>> begin

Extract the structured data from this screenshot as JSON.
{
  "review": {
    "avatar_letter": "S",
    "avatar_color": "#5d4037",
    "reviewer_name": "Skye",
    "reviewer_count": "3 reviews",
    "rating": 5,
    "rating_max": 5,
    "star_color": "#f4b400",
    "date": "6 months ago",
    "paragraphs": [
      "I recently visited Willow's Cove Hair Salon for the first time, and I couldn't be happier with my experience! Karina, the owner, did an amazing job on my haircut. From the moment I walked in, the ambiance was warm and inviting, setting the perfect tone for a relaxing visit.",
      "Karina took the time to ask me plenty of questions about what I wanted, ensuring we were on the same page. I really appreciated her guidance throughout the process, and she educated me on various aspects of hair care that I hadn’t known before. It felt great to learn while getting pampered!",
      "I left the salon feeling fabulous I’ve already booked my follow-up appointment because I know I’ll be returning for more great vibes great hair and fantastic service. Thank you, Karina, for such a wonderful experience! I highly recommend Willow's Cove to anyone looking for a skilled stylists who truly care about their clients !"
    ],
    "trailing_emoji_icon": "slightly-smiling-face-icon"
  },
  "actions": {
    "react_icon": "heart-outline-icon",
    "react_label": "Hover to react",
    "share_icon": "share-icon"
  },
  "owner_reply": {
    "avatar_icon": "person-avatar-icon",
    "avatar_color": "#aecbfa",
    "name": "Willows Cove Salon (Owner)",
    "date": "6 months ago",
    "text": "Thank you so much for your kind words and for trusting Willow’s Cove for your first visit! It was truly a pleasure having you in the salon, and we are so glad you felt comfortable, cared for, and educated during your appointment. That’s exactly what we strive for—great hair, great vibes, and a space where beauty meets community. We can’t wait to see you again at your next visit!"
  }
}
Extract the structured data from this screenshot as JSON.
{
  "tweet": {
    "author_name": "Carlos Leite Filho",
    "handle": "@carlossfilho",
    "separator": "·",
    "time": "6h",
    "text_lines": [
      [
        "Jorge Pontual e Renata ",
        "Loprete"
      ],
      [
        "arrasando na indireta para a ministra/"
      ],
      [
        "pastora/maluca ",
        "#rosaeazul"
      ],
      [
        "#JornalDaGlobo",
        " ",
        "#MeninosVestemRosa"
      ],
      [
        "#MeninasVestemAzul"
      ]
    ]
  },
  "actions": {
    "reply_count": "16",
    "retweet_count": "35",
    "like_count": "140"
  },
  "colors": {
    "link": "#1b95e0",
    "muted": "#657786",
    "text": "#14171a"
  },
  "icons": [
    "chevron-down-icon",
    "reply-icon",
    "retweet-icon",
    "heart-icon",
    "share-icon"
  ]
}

>> end

### Aim:
Determine how many lines of the records above contain the word "felt", and report only that number.

### Solution for this problem:
2